# SUPPLIED PASSAGE
=== Section Start ===

Rare & Nintendo R&D — Credit Theft Investigation
TL;DR: Rare & Nintendo R&D — Credit Theft Investigation
Status: Investigating. Thesis: Nintendo R&D created or heavily contributed to games published under Rare's name; Rare took credit; some games have no credits at all.
Background
- Nintendo R&D1: Created original Donkey Kong (1981); Shigeru Miyamoto, etc.
- Rare: UK studio; second-party developer for Nintendo.
- Nintendo commissioned Rare to reboot Donkey Kong → Donkey Kong Country (1994).
- Rare developed many NES/SNES titles; Nintendo published several.
Documented: Games Without or With Hidden Credits
Battletoads (NES, 1991)
- All credits listed as uncredited in game.
- Staff (from external sources): Tim Stamper, Chris Stamper, Joel Hochberg, Gregg Mayles, Guy Miller, Kevin Bayliss, David Wise (music).
- None visible in-game.
Battletoads in Battlemaniacs (SNES, 1993)
- Hidden credits in ROM at 0x7FE0: "RARE93 BREN GUNN!"
PIN·BOT (NES, 1990)
- Rare-developed; credits embedded in ROM, not displayed as end credits.
Other Rare Titles
- Pattern: credits omitted, hidden, or incomplete.
- Action: Audit full Rare NES/SNES catalog for credit status.
Scale: Games Without Credits (Industry-Wide)
- VGMPF: Category: Games Without Credits — 335 games in database.

=== Section End ===

# YOUR TASK
Pick up the Rare and Nintendo credit investigation notes where they stop and write the next part. The data that comes after this is separate material and has nothing to do with the Rare and Nintendo text.

# RECORDED INFORMATION
=== Section Start ===

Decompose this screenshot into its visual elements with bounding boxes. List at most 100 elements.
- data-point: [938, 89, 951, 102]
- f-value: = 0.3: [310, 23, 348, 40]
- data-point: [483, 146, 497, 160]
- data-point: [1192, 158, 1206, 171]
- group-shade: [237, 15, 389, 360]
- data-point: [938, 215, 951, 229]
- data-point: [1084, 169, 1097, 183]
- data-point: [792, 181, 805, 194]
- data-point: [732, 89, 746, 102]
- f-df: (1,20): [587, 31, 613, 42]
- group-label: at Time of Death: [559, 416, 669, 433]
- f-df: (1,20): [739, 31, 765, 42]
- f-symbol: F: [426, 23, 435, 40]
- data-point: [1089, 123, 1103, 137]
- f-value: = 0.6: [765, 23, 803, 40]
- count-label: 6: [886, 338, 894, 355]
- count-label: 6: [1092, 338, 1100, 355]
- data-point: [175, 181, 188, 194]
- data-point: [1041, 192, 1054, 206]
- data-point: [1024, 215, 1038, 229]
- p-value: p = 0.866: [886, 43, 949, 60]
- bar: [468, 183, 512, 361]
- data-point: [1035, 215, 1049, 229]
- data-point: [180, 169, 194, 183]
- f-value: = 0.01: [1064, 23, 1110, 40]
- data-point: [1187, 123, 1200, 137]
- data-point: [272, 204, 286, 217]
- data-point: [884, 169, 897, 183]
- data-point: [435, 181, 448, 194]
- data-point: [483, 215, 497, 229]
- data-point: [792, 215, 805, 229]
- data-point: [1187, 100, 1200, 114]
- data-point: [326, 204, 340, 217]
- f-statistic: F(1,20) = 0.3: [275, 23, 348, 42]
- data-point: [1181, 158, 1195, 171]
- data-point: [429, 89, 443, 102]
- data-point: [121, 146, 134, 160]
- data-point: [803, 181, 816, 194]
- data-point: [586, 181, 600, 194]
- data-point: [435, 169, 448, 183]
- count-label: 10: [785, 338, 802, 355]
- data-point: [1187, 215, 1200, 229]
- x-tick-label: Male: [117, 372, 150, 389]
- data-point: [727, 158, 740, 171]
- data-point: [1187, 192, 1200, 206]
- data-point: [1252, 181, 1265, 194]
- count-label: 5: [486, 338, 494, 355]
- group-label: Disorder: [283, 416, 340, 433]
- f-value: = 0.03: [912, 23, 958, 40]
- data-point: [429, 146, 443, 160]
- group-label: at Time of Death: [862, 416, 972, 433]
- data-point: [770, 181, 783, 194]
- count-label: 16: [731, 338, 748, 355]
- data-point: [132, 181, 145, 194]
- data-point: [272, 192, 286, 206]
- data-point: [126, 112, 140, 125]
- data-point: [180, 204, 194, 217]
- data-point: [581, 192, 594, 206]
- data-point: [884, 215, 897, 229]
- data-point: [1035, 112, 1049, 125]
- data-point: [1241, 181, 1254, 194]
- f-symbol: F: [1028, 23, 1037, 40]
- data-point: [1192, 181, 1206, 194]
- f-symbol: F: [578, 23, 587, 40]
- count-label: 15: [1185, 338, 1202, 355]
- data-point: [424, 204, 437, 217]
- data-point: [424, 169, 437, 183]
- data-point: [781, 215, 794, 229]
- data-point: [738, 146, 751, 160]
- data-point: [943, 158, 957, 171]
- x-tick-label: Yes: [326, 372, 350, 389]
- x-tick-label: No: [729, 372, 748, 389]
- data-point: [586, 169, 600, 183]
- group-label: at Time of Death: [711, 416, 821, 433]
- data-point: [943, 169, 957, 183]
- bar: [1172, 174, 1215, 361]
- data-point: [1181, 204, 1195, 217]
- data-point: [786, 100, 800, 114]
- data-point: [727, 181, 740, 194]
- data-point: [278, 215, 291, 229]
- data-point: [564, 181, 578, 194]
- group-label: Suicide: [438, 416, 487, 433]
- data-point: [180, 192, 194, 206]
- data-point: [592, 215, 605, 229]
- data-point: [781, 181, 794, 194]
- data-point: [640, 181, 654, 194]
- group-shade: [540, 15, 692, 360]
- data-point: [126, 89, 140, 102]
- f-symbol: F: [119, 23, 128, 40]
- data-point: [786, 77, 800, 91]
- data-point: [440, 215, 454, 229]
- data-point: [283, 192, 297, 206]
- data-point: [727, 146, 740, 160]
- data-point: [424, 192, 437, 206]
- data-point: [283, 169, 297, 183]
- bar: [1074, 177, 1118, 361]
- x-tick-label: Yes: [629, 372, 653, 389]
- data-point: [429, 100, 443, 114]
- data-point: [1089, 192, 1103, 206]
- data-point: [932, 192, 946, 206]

=== Section End ===

# RESULT
- Publishers that prohibited credits: Parker Brothers, Sega, LJN, Toho, RazorSoft, Bally Midway.
- Reasons: ROM space, anonymity, staff poaching prevention, rushed development, early-era norms.
Investigation Angles
1. Nintendo R&D Contribution to Rare Games
- Thesis: Nintendo R&D may have built engines, tools, or content for Rare titles.
- Rare had Silicon Graphics workstations; Nintendo provided Donkey Kong IP and possibly technical support.
- Action: Research development history; Nintendo staff secondments; shared tech.
2. Rare's Credit Policy
- Consistent omission/hiding of credits across Battletoads, PIN·BOT, etc.
- Action: Compare to other UK developers; Nintendo's own credit practices.
3. Donkey Kong Country
- 12 developers over 18 months; Dave Wise, Robin Beanland, Eveline Fischer for music.
- Action: Who at Nintendo (if anyone) contributed? Japanese manuals vs. Western releases?
4. Count of Rare Games Missing Credits
- Action: Build list from VGMPF, TCRF, MobyGames; quantify.
Supporting Evidence (Deep Dive)
Nintendo Oversight of DKC
- Miyamoto: "Backed the decision and contributed design ideas" for Donkey Kong Country.
- Howard Lincoln, Genyo Takeda: Impressed by Rare's demo; commissioned the reboot.
- Yukio Kaneoka on DKC copyright: Japanese Nintendo sound designer (original Donkey Kong composer, Famicom APU designer) appears on "Aquatic Ambience" copyright alongside Wise, Beanland, Fischer. Suggests Nintendo sound department involvement in DKC soundtrack.
Wise's Own Account
- Video Game Music Shrine: Wise "was sure that a composer at Nintendo would be the one in charge of the music" — he expected Nintendo to handle it. He provided a temp track; Rare liked it and hired him.
- Interpretation: Development assumed Nintendo would score the game; credit structure may reflect contract rather than creative primacy.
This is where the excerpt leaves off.